DATASET CONTENT >>

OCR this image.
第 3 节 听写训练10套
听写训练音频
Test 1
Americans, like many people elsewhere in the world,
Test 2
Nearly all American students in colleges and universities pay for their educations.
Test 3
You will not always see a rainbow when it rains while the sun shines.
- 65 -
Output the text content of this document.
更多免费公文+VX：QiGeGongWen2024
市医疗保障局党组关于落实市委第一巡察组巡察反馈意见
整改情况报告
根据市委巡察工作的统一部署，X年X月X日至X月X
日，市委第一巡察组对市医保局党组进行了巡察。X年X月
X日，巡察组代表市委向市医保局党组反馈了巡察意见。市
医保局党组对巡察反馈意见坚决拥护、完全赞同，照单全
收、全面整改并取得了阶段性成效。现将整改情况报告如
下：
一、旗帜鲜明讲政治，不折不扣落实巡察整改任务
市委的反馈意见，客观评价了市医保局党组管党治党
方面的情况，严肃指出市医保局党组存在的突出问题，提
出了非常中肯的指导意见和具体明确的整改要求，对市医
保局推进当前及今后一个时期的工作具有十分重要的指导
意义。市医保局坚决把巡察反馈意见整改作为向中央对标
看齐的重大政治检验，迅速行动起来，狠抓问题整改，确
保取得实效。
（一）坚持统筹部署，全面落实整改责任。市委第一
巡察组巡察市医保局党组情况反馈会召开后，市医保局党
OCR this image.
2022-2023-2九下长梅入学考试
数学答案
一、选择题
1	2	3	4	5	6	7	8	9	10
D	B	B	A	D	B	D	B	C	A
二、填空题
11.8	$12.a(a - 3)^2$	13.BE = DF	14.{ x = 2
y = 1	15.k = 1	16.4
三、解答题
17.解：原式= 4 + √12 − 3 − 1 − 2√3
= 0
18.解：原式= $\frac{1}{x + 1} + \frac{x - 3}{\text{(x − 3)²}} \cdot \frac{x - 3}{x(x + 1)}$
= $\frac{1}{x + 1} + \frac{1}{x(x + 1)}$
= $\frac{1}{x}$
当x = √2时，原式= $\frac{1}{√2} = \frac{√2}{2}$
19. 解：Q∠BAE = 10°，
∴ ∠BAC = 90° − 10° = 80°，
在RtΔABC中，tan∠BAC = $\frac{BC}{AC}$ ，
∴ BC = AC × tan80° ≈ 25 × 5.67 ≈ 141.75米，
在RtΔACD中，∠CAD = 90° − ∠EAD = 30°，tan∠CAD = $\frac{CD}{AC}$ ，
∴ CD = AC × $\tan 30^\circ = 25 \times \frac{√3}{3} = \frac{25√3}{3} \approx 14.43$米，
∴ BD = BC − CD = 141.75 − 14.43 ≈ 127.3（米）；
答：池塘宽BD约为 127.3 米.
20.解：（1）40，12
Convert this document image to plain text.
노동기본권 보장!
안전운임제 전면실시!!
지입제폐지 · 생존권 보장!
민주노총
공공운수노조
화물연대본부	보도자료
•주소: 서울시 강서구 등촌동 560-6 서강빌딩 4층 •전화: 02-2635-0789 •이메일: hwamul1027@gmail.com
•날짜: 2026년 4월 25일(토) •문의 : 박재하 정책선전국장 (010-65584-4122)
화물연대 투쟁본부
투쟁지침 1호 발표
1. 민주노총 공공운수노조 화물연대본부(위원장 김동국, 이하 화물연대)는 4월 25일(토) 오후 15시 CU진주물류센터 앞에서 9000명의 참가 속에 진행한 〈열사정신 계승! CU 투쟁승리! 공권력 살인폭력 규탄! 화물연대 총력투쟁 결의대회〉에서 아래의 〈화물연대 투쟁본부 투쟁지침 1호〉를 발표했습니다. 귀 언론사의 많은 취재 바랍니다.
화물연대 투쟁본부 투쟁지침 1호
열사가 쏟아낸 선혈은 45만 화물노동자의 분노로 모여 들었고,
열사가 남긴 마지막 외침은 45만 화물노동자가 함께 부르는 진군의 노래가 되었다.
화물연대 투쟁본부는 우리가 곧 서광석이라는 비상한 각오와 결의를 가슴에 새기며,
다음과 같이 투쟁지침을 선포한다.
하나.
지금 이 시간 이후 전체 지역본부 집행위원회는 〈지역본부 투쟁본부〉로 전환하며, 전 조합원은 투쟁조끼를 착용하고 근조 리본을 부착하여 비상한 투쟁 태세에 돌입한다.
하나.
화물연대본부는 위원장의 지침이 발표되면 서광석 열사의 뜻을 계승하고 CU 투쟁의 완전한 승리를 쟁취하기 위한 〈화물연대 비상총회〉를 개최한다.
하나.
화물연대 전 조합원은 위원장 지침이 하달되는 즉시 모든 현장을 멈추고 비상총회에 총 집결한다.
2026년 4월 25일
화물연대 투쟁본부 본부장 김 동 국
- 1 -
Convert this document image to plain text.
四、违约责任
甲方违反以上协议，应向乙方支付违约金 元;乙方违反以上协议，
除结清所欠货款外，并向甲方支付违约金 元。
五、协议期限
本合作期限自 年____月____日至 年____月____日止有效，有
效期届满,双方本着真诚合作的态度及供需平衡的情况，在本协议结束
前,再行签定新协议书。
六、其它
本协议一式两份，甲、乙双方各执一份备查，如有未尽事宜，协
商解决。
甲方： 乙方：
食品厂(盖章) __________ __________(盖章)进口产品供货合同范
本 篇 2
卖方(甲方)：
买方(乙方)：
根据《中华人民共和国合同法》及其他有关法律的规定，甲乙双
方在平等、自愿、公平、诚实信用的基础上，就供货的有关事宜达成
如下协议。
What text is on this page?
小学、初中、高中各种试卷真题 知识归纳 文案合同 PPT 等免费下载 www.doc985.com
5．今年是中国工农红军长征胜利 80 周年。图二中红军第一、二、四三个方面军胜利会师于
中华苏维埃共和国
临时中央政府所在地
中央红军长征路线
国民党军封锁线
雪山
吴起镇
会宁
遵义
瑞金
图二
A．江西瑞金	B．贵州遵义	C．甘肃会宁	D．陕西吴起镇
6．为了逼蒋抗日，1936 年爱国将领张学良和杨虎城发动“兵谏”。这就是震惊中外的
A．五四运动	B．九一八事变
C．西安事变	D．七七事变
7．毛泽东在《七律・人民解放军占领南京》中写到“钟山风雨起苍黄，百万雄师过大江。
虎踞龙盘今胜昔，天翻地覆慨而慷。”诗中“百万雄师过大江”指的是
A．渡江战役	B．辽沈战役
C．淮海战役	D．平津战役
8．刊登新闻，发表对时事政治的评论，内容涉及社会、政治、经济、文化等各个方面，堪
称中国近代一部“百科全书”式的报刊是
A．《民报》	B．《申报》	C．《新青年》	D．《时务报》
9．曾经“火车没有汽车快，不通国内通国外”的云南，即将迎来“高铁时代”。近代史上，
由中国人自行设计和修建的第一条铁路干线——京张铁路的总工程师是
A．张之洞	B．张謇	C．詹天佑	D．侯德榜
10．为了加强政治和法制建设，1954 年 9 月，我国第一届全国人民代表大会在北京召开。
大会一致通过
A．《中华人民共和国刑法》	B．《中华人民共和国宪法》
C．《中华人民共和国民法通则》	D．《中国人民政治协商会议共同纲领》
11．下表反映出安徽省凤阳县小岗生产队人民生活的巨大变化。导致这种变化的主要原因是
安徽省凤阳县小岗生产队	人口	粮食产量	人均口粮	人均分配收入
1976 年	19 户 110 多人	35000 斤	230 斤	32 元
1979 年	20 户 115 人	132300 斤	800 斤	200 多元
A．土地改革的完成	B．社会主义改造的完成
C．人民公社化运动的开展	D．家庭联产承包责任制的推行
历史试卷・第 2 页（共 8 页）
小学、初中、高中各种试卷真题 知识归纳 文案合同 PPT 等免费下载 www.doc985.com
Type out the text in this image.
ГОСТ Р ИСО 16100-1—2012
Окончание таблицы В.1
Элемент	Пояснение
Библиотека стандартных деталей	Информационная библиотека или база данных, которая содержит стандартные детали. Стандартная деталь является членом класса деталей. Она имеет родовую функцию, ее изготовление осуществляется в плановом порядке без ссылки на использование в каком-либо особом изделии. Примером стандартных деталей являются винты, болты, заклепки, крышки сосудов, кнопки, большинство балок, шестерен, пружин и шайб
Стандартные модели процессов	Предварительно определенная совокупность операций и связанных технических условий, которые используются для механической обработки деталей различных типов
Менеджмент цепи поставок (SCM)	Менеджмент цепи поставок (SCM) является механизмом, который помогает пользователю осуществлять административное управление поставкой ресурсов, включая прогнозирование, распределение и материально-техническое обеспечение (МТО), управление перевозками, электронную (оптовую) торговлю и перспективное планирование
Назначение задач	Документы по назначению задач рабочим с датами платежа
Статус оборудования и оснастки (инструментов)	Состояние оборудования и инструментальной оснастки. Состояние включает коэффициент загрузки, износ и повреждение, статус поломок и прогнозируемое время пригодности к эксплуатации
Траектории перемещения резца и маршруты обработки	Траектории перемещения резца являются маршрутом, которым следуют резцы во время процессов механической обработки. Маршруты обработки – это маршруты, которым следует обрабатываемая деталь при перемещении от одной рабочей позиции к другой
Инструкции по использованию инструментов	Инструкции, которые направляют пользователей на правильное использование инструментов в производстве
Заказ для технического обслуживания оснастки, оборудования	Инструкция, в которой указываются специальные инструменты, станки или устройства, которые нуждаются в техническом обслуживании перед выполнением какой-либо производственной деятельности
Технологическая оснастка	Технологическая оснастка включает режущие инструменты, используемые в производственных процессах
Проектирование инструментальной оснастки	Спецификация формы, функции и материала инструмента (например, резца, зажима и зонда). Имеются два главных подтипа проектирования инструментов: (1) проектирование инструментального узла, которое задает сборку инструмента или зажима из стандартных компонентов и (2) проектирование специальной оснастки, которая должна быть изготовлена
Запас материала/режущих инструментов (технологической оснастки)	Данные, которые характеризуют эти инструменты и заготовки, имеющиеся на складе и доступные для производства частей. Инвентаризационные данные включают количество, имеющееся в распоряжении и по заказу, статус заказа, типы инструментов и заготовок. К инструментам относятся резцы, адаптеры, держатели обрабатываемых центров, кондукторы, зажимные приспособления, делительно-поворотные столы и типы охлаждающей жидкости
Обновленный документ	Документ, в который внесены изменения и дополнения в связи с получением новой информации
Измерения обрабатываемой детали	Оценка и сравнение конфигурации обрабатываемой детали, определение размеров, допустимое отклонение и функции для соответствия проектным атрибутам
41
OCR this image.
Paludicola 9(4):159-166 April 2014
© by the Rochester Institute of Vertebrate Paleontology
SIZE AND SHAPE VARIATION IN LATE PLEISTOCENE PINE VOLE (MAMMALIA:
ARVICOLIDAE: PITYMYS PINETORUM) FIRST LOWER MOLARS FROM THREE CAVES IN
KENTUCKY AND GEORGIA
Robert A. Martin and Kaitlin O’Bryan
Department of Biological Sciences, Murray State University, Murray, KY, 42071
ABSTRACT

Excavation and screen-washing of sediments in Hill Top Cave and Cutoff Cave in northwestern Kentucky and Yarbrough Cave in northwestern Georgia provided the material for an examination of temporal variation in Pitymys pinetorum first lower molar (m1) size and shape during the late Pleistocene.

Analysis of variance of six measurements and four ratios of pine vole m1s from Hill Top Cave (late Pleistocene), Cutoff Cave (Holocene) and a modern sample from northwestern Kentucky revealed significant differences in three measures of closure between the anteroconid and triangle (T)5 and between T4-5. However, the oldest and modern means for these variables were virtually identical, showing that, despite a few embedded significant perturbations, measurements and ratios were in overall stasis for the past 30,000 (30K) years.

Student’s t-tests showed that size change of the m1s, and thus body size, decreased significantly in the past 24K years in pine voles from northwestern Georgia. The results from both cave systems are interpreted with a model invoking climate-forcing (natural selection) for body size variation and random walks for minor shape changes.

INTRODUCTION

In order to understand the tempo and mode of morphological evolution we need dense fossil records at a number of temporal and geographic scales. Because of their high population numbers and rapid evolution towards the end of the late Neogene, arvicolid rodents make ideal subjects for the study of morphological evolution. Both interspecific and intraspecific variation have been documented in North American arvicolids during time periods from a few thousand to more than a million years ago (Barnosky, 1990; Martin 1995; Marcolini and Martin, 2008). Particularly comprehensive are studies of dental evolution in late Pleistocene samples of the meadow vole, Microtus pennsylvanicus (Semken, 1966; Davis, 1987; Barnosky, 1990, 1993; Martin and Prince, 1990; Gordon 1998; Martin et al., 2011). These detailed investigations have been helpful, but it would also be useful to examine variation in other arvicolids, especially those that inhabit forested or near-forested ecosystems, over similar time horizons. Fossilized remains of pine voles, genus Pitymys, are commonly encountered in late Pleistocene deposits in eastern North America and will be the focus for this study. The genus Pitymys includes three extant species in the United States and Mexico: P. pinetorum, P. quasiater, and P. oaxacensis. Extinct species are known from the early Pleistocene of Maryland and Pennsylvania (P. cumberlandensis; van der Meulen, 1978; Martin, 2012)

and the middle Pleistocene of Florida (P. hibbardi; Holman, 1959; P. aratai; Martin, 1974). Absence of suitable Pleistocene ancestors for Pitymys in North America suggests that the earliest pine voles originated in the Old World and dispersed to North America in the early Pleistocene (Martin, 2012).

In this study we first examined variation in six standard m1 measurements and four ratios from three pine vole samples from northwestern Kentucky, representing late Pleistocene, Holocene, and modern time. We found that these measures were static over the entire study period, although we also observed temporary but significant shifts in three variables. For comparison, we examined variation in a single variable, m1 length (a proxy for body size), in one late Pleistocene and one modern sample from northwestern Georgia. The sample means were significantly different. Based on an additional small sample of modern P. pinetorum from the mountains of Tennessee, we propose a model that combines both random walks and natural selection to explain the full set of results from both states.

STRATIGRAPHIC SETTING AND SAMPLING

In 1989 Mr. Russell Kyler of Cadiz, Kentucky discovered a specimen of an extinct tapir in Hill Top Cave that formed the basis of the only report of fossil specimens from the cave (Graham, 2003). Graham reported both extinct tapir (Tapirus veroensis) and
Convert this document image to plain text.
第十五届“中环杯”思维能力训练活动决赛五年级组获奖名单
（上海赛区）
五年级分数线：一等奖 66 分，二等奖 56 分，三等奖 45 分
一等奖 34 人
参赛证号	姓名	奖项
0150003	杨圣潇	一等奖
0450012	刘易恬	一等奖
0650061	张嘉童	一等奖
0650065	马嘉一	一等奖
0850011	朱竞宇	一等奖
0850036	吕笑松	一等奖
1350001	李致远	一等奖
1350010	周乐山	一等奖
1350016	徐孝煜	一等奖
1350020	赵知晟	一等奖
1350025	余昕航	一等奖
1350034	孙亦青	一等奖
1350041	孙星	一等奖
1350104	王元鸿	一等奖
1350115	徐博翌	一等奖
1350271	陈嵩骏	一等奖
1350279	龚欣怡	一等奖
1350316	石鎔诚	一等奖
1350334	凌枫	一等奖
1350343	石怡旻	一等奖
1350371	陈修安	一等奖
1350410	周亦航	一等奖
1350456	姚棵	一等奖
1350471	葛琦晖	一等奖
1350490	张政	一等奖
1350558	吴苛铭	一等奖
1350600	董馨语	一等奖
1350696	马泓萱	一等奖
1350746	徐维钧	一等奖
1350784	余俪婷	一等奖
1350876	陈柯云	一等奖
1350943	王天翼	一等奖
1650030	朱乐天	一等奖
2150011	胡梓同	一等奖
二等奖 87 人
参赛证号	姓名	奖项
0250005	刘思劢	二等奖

EXERCISE BRIEF >> Filter the records for lines holding the string "百万雄师过大江". Copy each one.

THE OUTPUT >>
7．毛泽东在《七律・人民解放军占领南京》中写到“钟山风雨起苍黄，百万雄师过大江。
虎踞龙盘今胜昔，天翻地覆慨而慷。”诗中“百万雄师过大江”指的是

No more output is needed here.